#### [Data entries for graphics]
-- Start --

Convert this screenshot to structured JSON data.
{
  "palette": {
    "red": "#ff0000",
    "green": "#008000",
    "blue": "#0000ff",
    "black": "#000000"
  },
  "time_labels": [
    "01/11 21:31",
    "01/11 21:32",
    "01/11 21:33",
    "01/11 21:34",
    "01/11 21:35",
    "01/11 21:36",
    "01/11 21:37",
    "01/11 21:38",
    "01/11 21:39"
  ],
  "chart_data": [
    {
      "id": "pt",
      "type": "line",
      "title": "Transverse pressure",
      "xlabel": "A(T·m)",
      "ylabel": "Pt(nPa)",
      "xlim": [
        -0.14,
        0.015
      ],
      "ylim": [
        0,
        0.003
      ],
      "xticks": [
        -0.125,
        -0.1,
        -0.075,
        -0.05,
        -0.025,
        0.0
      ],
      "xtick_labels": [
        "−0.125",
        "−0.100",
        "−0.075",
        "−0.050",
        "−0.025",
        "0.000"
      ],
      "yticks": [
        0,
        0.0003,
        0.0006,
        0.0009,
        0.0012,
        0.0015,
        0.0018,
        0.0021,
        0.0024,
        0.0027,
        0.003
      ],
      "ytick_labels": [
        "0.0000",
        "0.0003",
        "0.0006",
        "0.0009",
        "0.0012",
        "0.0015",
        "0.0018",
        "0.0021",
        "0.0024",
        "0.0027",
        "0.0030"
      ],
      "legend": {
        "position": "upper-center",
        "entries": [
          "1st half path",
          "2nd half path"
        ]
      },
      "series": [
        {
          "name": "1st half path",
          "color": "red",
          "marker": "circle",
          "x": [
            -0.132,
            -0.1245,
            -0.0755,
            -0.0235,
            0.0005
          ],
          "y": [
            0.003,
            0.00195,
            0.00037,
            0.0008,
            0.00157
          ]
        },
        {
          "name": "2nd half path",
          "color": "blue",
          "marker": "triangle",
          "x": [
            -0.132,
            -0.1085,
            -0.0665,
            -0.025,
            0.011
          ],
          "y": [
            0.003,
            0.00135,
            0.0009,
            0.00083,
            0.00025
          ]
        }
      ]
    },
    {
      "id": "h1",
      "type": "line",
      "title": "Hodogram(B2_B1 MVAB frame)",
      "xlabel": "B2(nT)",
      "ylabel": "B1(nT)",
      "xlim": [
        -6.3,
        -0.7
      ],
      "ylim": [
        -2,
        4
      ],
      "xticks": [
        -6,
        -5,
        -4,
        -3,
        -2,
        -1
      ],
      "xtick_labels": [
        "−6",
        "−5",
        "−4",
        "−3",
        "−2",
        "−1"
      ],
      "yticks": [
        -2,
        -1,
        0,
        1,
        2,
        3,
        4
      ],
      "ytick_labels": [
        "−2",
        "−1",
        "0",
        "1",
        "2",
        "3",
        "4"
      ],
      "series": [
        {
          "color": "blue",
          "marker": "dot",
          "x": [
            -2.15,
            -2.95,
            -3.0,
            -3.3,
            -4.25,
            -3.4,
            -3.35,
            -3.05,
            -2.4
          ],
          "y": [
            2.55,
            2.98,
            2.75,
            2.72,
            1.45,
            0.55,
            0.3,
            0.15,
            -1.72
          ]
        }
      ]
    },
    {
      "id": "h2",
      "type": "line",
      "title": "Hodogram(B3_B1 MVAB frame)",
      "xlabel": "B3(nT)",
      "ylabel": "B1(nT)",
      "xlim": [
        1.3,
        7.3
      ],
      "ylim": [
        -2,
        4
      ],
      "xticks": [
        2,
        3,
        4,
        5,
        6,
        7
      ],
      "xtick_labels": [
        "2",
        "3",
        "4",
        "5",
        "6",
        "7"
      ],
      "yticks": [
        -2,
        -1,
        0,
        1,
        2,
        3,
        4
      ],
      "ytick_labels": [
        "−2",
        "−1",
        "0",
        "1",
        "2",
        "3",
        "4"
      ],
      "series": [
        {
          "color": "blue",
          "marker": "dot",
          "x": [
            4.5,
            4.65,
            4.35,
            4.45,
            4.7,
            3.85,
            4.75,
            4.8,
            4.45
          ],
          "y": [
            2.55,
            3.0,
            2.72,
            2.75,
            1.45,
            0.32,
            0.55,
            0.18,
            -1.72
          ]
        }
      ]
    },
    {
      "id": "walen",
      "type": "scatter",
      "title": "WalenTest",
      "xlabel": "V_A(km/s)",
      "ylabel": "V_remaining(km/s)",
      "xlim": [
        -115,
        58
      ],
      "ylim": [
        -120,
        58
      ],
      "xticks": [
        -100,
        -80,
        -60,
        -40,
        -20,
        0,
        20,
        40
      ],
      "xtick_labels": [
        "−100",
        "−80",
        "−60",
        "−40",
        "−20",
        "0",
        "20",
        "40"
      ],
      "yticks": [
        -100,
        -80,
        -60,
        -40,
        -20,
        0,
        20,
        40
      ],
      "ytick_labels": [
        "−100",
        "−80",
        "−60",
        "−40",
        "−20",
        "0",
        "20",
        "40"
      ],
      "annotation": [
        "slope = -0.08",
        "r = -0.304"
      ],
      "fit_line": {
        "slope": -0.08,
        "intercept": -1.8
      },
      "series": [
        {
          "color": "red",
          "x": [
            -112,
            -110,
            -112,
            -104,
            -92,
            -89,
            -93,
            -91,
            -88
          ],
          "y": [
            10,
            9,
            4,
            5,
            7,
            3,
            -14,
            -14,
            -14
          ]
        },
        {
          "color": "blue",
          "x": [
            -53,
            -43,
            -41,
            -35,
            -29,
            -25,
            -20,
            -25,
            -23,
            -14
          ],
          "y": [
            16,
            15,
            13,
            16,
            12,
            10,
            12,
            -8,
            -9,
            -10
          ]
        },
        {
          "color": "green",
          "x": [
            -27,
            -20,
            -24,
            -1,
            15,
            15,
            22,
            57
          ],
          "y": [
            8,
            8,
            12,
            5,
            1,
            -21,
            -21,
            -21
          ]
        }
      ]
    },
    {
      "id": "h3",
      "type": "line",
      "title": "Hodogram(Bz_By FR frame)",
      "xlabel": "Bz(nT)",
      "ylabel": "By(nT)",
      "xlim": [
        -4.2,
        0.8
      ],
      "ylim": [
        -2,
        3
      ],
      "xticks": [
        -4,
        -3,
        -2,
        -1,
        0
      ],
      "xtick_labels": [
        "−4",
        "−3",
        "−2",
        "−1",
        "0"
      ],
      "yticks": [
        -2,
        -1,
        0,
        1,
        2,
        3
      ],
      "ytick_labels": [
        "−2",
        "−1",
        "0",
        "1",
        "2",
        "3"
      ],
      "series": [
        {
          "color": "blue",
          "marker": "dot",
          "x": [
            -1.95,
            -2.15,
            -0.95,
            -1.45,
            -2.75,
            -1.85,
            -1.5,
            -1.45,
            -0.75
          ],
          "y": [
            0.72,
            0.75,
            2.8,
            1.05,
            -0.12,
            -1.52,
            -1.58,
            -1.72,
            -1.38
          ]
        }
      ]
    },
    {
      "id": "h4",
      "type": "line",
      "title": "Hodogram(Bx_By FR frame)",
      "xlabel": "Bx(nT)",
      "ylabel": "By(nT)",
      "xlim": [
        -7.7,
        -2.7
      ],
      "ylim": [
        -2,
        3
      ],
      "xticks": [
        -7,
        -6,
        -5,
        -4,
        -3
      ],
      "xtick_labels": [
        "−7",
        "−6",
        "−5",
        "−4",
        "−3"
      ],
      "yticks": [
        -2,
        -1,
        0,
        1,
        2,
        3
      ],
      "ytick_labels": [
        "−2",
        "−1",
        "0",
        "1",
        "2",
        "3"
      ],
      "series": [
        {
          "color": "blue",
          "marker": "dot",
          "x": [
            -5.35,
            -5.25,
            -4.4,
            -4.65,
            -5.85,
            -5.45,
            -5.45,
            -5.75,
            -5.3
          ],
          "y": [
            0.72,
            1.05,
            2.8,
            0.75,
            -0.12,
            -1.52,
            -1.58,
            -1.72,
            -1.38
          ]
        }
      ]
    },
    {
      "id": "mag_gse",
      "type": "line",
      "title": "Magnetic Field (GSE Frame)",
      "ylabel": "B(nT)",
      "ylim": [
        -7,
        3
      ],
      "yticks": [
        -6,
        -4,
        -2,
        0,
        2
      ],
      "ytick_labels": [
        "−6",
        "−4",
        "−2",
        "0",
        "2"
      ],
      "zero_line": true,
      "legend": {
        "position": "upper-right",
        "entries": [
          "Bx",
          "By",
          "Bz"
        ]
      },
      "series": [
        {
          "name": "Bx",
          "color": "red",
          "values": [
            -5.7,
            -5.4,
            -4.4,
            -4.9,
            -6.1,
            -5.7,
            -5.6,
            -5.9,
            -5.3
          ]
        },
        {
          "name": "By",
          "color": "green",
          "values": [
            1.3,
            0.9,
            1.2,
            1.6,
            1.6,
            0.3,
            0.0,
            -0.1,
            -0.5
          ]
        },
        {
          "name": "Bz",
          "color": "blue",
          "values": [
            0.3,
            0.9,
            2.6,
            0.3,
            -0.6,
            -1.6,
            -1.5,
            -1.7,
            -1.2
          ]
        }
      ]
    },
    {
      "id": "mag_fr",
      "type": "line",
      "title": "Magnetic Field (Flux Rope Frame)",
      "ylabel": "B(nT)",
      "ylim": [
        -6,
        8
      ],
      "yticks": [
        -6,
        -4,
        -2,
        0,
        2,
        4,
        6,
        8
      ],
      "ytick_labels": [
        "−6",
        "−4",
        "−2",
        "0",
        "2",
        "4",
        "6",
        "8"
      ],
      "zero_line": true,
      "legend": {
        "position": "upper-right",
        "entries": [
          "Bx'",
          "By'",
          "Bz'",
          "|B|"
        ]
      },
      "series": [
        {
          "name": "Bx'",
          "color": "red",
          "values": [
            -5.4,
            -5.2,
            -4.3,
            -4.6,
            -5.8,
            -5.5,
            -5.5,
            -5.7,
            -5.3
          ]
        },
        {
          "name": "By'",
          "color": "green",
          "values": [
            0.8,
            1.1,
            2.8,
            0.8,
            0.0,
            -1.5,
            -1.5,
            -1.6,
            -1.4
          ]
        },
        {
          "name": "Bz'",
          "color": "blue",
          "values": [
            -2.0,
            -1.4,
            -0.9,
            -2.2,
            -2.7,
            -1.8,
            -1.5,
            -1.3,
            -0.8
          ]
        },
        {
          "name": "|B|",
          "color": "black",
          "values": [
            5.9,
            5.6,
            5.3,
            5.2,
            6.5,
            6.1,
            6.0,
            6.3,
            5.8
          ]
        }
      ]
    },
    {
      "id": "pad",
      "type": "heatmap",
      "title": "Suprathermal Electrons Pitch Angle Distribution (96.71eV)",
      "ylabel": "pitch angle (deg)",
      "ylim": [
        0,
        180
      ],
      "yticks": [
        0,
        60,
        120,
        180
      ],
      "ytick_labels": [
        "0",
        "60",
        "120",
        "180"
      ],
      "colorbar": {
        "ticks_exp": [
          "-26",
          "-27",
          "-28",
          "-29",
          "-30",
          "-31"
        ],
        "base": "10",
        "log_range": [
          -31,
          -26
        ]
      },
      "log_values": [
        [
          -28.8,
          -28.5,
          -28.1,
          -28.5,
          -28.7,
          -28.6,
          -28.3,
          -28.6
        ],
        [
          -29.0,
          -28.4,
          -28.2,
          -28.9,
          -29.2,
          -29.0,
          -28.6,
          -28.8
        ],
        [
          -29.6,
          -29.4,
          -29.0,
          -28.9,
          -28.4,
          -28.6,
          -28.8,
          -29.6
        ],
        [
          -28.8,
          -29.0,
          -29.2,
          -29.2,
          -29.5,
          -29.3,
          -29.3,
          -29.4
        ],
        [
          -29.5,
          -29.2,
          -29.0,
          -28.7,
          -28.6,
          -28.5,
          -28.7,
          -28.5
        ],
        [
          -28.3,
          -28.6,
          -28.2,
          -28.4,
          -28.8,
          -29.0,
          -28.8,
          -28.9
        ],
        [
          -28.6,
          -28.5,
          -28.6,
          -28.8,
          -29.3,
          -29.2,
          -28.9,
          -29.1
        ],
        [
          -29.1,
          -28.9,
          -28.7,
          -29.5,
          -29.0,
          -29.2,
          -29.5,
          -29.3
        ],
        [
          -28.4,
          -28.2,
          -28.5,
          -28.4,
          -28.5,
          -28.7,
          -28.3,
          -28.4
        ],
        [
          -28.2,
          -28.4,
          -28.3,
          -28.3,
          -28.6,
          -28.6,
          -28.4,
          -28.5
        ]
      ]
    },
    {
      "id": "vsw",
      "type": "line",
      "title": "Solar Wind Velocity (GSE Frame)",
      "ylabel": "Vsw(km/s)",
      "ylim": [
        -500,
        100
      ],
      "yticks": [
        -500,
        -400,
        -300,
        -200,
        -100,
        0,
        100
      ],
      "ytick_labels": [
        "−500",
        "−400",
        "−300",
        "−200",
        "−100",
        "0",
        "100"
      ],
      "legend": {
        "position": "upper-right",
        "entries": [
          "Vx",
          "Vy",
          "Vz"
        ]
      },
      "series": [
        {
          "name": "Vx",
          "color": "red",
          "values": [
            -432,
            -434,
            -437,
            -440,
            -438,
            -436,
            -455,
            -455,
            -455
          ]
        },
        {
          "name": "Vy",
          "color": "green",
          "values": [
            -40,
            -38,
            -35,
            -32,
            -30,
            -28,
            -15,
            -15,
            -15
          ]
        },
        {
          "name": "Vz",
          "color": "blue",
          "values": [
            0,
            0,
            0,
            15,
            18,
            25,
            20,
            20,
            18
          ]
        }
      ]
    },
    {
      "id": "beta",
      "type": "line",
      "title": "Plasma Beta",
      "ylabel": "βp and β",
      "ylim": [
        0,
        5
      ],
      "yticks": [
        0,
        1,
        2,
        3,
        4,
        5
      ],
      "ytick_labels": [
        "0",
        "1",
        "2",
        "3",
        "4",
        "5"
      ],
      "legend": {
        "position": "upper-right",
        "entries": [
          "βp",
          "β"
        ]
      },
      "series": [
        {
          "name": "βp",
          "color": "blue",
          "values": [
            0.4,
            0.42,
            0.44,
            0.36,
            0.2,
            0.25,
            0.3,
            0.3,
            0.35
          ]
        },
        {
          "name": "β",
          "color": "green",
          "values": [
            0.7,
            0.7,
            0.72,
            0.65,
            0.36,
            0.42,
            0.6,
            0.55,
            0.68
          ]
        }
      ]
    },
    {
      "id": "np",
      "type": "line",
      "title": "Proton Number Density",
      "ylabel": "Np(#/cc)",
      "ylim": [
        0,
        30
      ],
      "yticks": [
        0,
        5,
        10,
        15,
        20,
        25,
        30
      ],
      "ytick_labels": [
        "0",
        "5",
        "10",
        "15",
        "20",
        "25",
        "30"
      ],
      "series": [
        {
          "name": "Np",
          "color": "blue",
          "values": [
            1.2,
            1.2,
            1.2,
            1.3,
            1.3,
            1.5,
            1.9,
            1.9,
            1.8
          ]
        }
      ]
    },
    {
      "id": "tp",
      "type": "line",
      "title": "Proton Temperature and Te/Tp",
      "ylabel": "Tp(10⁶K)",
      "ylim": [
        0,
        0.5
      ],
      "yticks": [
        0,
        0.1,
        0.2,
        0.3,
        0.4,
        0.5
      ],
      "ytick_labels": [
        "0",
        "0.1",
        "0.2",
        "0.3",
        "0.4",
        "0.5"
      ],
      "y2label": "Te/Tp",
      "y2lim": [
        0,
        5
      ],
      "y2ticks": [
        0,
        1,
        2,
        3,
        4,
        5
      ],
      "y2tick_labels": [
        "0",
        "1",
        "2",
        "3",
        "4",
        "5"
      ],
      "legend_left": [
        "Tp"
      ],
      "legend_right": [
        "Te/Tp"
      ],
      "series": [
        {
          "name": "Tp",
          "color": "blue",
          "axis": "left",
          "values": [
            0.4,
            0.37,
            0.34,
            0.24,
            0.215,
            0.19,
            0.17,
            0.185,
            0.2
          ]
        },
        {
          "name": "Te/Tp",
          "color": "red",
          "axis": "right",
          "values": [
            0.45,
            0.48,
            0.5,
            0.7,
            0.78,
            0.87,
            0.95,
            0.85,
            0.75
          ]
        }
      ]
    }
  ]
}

-- End --

#### [SHORT TASK]
Extract all lines of the records above that include "Field".

#### [COMPLETE OUTPUT]
      "title": "Magnetic Field (GSE Frame)",
      "title": "Magnetic Field (Flux Rope Frame)",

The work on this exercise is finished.